--- Start Given data ---
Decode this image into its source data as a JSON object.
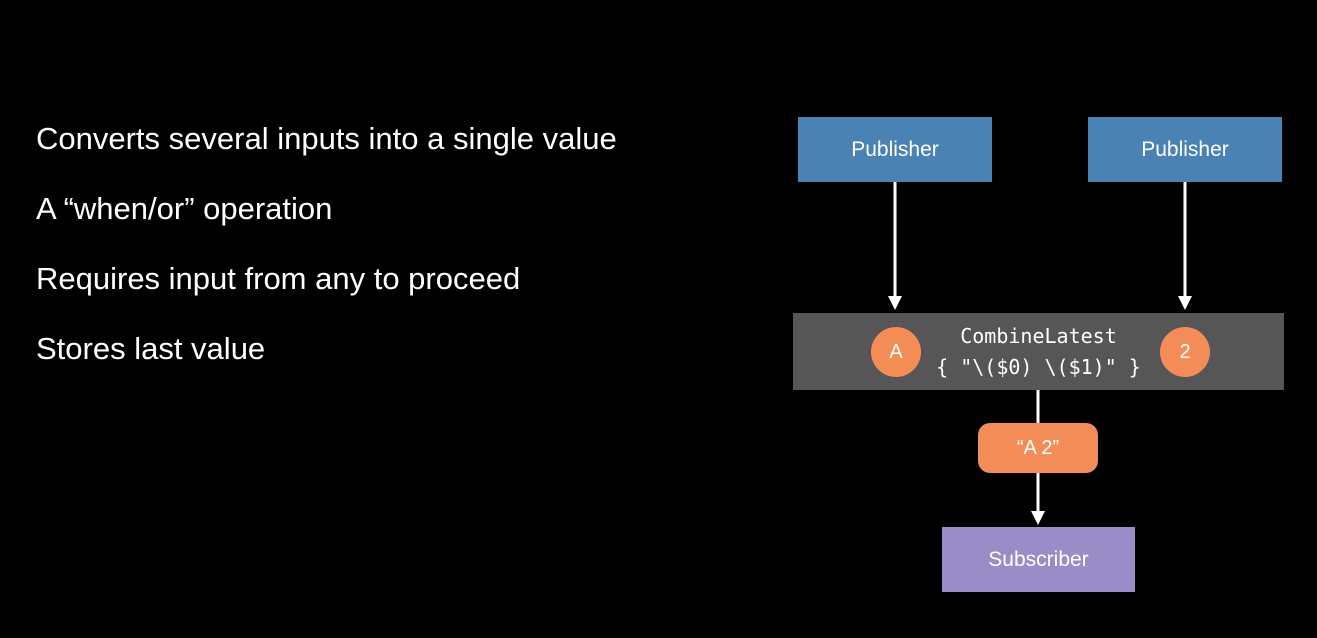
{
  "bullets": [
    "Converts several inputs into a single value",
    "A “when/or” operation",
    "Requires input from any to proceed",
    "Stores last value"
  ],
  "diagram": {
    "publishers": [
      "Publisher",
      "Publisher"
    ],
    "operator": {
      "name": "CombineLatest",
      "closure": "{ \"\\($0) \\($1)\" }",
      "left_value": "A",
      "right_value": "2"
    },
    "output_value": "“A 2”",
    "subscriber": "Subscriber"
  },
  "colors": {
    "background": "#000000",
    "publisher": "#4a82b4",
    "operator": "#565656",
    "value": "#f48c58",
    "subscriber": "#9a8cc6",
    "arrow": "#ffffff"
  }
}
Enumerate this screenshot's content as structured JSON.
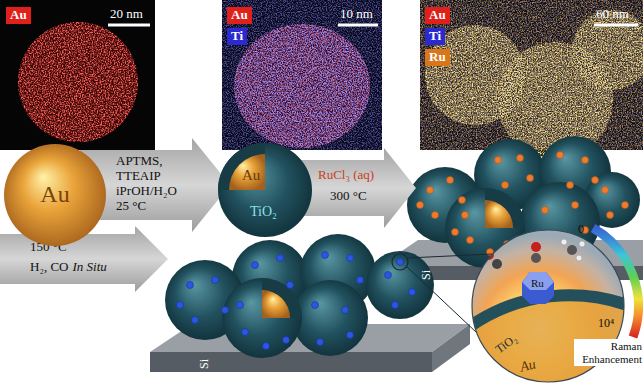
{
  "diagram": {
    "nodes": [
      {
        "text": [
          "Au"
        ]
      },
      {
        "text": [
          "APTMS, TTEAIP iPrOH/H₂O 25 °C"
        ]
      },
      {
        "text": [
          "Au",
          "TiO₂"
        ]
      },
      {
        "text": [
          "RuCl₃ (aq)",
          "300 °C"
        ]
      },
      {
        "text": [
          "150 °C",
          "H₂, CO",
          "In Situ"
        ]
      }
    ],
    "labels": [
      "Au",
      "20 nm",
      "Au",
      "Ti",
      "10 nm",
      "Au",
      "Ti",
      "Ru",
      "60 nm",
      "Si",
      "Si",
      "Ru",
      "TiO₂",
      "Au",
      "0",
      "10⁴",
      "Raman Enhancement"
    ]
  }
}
--- End Given data ---
What to produce: Working from the lines above, reproduce the material exactly and exclude its pictures.

Complete answer:
Decode this image into its source data as a JSON object.
{
  "bullets": [
    "Converts several inputs into a single value",
    "A “when/or” operation",
    "Requires input from any to proceed",
    "Stores last value"
  ],
  "diagram": {
    "publishers": [
      "Publisher",
      "Publisher"
    ],
    "operator": {
      "name": "CombineLatest",
      "closure": "{ \"\\($0) \\($1)\" }",
      "left_value": "A",
      "right_value": "2"
    },
    "output_value": "“A 2”",
    "subscriber": "Subscriber"
  },
  "colors": {
    "background": "#000000",
    "publisher": "#4a82b4",
    "operator": "#565656",
    "value": "#f48c58",
    "subscriber": "#9a8cc6",
    "arrow": "#ffffff"
  }
}
Enumerate this screenshot's content as structured JSON.
{
  "diagram": {
    "nodes": [
      {
        "text": [
          "Au"
        ]
      },
      {
        "text": [
          "APTMS, TTEAIP iPrOH/H₂O 25 °C"
        ]
      },
      {
        "text": [
          "Au",
          "TiO₂"
        ]
      },
      {
        "text": [
          "RuCl₃ (aq)",
          "300 °C"
        ]
      },
      {
        "text": [
          "150 °C",
          "H₂, CO",
          "In Situ"
        ]
      }
    ],
    "labels": [
      "Au",
      "20 nm",
      "Au",
      "Ti",
      "10 nm",
      "Au",
      "Ti",
      "Ru",
      "60 nm",
      "Si",
      "Si",
      "Ru",
      "TiO₂",
      "Au",
      "0",
      "10⁴",
      "Raman Enhancement"
    ]
  }
}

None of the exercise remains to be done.